§ **What to produce**
Copy each entry as it stands, leaving nothing out.

== Input records

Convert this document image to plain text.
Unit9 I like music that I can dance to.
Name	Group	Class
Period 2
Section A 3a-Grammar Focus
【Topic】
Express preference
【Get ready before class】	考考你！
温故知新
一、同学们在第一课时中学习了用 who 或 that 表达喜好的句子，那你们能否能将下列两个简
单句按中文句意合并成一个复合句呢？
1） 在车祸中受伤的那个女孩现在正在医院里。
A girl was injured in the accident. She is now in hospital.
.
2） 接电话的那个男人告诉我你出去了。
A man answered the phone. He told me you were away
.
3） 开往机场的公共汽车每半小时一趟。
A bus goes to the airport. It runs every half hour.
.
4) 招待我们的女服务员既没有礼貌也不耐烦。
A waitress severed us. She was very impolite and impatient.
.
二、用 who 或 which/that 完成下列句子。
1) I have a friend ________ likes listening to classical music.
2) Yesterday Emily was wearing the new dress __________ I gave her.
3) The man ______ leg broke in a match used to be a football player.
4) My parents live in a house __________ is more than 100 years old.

====

§ **Result**
Convert this document image to plain text.
Unit9 I like music that I can dance to.
Name	Group	Class
Period 2
Section A 3a-Grammar Focus
【Topic】
Express preference
【Get ready before class】	考考你！
温故知新
一、同学们在第一课时中学习了用 who 或 that 表达喜好的句子，那你们能否能将下列两个简
单句按中文句意合并成一个复合句呢？
1） 在车祸中受伤的那个女孩现在正在医院里。
A girl was injured in the accident. She is now in hospital.
.
2） 接电话的那个男人告诉我你出去了。
A man answered the phone. He told me you were away
.
3） 开往机场的公共汽车每半小时一趟。
A bus goes to the airport. It runs every half hour.
.
4) 招待我们的女服务员既没有礼貌也不耐烦。
A waitress severed us. She was very impolite and impatient.
.
二、用 who 或 which/that 完成下列句子。
1) I have a friend ________ likes listening to classical music.
2) Yesterday Emily was wearing the new dress __________ I gave her.
3) The man ______ leg broke in a match used to be a football player.
4) My parents live in a house __________ is more than 100 years old.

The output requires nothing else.